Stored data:
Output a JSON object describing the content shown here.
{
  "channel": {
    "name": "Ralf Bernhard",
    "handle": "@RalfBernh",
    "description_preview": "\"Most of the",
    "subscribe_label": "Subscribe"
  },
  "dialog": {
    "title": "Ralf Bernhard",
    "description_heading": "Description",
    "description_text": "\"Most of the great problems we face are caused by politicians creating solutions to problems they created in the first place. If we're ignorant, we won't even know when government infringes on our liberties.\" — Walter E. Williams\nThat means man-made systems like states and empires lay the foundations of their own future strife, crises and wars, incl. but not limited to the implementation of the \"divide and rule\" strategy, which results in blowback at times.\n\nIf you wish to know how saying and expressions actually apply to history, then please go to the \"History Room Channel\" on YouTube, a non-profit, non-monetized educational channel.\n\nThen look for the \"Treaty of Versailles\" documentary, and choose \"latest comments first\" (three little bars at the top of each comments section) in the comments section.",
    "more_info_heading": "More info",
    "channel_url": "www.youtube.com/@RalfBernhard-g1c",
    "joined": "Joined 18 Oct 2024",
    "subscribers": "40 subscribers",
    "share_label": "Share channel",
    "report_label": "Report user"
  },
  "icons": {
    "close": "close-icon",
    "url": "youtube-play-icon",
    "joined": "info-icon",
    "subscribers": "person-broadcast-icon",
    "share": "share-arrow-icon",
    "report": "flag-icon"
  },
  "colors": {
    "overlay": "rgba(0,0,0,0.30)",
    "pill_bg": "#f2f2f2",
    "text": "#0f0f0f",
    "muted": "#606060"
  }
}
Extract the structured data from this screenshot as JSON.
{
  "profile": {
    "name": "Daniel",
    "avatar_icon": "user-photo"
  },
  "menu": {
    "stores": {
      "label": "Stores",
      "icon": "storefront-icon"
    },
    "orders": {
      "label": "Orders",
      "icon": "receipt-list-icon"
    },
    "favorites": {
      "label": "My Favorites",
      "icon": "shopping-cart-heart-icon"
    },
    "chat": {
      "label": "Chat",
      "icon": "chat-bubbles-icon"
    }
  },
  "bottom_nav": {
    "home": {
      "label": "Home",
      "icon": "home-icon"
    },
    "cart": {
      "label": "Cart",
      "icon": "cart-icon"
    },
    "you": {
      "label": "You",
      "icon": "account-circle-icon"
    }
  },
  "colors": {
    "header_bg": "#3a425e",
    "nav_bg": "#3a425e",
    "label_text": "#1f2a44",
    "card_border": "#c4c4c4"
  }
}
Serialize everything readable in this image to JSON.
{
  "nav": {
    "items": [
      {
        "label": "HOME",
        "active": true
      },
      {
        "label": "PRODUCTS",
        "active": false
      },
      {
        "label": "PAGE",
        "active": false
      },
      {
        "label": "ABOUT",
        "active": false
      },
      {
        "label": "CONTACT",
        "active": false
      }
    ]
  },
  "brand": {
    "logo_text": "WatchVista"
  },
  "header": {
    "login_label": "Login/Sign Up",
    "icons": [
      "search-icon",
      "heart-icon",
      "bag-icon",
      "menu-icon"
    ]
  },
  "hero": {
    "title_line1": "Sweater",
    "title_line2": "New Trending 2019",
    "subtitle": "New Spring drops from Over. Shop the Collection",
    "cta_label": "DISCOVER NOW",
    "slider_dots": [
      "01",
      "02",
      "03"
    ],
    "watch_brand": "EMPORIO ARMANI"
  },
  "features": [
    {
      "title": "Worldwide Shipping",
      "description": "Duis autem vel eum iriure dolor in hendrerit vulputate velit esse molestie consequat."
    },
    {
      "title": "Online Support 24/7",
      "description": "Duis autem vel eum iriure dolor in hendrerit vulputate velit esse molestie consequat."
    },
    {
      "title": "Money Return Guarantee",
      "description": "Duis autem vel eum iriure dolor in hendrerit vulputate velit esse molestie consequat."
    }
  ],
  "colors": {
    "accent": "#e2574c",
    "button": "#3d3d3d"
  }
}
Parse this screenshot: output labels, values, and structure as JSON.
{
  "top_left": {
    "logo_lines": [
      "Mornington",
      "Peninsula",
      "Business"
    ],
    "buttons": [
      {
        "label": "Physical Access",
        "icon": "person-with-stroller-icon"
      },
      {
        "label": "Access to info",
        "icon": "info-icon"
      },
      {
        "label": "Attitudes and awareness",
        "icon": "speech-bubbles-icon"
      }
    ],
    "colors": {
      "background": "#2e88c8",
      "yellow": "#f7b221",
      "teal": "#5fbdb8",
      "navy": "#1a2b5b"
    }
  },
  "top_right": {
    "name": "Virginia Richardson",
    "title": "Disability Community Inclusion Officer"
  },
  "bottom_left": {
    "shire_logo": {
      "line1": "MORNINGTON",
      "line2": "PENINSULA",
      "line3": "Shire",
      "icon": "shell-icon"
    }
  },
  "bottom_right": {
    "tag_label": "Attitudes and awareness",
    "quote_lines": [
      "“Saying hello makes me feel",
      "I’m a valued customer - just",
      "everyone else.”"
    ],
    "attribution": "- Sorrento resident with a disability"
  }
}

* Request *
Find every line with "bubbles" in the listing and state how many there are, nothing else.

* Output *
2